**Exercise**. Copy all the material that follows, keeping every character the same.

[Stored items]
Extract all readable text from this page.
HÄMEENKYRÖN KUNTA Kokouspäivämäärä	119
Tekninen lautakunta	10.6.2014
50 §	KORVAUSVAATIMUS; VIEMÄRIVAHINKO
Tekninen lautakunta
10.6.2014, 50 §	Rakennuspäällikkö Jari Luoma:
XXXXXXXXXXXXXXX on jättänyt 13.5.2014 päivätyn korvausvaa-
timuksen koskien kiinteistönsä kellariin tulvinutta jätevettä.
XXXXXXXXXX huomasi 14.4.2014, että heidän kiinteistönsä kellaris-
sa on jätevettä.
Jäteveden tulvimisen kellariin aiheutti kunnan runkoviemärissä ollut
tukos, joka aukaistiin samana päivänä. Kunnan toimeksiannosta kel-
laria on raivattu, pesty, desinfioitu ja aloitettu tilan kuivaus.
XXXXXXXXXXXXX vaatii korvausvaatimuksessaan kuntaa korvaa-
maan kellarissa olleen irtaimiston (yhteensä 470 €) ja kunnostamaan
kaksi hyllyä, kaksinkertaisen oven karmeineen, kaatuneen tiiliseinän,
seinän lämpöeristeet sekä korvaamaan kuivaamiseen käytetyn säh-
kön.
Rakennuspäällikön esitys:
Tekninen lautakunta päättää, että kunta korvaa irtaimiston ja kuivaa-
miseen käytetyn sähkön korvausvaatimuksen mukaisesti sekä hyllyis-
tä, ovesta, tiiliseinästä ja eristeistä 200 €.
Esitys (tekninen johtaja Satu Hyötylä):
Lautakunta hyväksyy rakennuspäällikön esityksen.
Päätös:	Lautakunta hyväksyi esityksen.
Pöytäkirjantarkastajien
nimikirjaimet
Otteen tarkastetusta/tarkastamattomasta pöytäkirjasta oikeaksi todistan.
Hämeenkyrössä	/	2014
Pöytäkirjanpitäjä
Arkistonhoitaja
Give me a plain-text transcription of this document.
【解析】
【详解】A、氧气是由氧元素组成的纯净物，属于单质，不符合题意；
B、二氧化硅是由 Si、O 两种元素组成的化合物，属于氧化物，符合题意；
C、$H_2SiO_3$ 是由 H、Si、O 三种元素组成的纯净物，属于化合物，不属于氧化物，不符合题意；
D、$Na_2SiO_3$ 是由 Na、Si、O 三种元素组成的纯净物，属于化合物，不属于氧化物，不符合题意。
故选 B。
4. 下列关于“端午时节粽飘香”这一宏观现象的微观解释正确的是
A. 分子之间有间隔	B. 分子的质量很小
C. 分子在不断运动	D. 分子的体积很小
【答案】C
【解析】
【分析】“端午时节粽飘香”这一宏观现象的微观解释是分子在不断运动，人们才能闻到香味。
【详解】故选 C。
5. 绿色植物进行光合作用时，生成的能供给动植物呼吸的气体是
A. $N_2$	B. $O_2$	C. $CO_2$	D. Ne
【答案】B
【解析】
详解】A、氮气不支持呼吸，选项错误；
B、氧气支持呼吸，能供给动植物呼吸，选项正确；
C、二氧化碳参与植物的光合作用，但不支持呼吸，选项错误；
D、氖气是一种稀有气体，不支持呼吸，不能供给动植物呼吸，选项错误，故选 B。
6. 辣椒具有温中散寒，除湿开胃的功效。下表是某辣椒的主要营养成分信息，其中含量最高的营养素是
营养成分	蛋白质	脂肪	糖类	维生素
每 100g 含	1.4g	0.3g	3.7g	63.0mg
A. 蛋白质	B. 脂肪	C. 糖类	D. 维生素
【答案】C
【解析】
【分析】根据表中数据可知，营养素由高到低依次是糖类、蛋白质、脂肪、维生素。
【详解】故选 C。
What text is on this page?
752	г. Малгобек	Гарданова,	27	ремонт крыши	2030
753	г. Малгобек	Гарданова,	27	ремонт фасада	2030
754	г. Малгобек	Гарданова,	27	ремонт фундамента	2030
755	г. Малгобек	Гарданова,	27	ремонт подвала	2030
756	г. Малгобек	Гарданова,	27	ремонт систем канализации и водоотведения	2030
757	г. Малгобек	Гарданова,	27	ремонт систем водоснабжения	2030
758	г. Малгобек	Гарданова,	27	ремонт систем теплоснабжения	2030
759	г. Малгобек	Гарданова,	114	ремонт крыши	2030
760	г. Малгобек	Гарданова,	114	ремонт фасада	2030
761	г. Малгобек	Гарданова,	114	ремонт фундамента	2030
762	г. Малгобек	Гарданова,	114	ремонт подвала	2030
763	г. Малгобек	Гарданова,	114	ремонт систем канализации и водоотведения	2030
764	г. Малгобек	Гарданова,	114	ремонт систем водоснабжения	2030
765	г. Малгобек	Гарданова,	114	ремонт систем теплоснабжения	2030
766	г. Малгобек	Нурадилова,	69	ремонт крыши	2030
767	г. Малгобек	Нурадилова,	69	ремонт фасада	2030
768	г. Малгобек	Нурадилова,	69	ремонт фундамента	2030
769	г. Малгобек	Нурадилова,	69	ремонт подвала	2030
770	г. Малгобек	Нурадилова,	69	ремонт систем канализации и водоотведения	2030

**Result**.
Extract all readable text from this page.
HÄMEENKYRÖN KUNTA Kokouspäivämäärä	119
Tekninen lautakunta	10.6.2014
50 §	KORVAUSVAATIMUS; VIEMÄRIVAHINKO
Tekninen lautakunta
10.6.2014, 50 §	Rakennuspäällikkö Jari Luoma:
XXXXXXXXXXXXXXX on jättänyt 13.5.2014 päivätyn korvausvaa-
timuksen koskien kiinteistönsä kellariin tulvinutta jätevettä.
XXXXXXXXXX huomasi 14.4.2014, että heidän kiinteistönsä kellaris-
sa on jätevettä.
Jäteveden tulvimisen kellariin aiheutti kunnan runkoviemärissä ollut
tukos, joka aukaistiin samana päivänä. Kunnan toimeksiannosta kel-
laria on raivattu, pesty, desinfioitu ja aloitettu tilan kuivaus.
XXXXXXXXXXXXX vaatii korvausvaatimuksessaan kuntaa korvaa-
maan kellarissa olleen irtaimiston (yhteensä 470 €) ja kunnostamaan
kaksi hyllyä, kaksinkertaisen oven karmeineen, kaatuneen tiiliseinän,
seinän lämpöeristeet sekä korvaamaan kuivaamiseen käytetyn säh-
kön.
Rakennuspäällikön esitys:
Tekninen lautakunta päättää, että kunta korvaa irtaimiston ja kuivaa-
miseen käytetyn sähkön korvausvaatimuksen mukaisesti sekä hyllyis-
tä, ovesta, tiiliseinästä ja eristeistä 200 €.
Esitys (tekninen johtaja Satu Hyötylä):
Lautakunta hyväksyy rakennuspäällikön esityksen.
Päätös:	Lautakunta hyväksyi esityksen.
Pöytäkirjantarkastajien
nimikirjaimet
Otteen tarkastetusta/tarkastamattomasta pöytäkirjasta oikeaksi todistan.
Hämeenkyrössä	/	2014
Pöytäkirjanpitäjä
Arkistonhoitaja
Give me a plain-text transcription of this document.
【解析】
【详解】A、氧气是由氧元素组成的纯净物，属于单质，不符合题意；
B、二氧化硅是由 Si、O 两种元素组成的化合物，属于氧化物，符合题意；
C、$H_2SiO_3$ 是由 H、Si、O 三种元素组成的纯净物，属于化合物，不属于氧化物，不符合题意；
D、$Na_2SiO_3$ 是由 Na、Si、O 三种元素组成的纯净物，属于化合物，不属于氧化物，不符合题意。
故选 B。
4. 下列关于“端午时节粽飘香”这一宏观现象的微观解释正确的是
A. 分子之间有间隔	B. 分子的质量很小
C. 分子在不断运动	D. 分子的体积很小
【答案】C
【解析】
【分析】“端午时节粽飘香”这一宏观现象的微观解释是分子在不断运动，人们才能闻到香味。
【详解】故选 C。
5. 绿色植物进行光合作用时，生成的能供给动植物呼吸的气体是
A. $N_2$	B. $O_2$	C. $CO_2$	D. Ne
【答案】B
【解析】
详解】A、氮气不支持呼吸，选项错误；
B、氧气支持呼吸，能供给动植物呼吸，选项正确；
C、二氧化碳参与植物的光合作用，但不支持呼吸，选项错误；
D、氖气是一种稀有气体，不支持呼吸，不能供给动植物呼吸，选项错误，故选 B。
6. 辣椒具有温中散寒，除湿开胃的功效。下表是某辣椒的主要营养成分信息，其中含量最高的营养素是
营养成分	蛋白质	脂肪	糖类	维生素
每 100g 含	1.4g	0.3g	3.7g	63.0mg
A. 蛋白质	B. 脂肪	C. 糖类	D. 维生素
【答案】C
【解析】
【分析】根据表中数据可知，营养素由高到低依次是糖类、蛋白质、脂肪、维生素。
【详解】故选 C。
What text is on this page?
752	г. Малгобек	Гарданова,	27	ремонт крыши	2030
753	г. Малгобек	Гарданова,	27	ремонт фасада	2030
754	г. Малгобек	Гарданова,	27	ремонт фундамента	2030
755	г. Малгобек	Гарданова,	27	ремонт подвала	2030
756	г. Малгобек	Гарданова,	27	ремонт систем канализации и водоотведения	2030
757	г. Малгобек	Гарданова,	27	ремонт систем водоснабжения	2030
758	г. Малгобек	Гарданова,	27	ремонт систем теплоснабжения	2030
759	г. Малгобек	Гарданова,	114	ремонт крыши	2030
760	г. Малгобек	Гарданова,	114	ремонт фасада	2030
761	г. Малгобек	Гарданова,	114	ремонт фундамента	2030
762	г. Малгобек	Гарданова,	114	ремонт подвала	2030
763	г. Малгобек	Гарданова,	114	ремонт систем канализации и водоотведения	2030
764	г. Малгобек	Гарданова,	114	ремонт систем водоснабжения	2030
765	г. Малгобек	Гарданова,	114	ремонт систем теплоснабжения	2030
766	г. Малгобек	Нурадилова,	69	ремонт крыши	2030
767	г. Малгобек	Нурадилова,	69	ремонт фасада	2030
768	г. Малгобек	Нурадилова,	69	ремонт фундамента	2030
769	г. Малгобек	Нурадилова,	69	ремонт подвала	2030
770	г. Малгобек	Нурадилова,	69	ремонт систем канализации и водоотведения	2030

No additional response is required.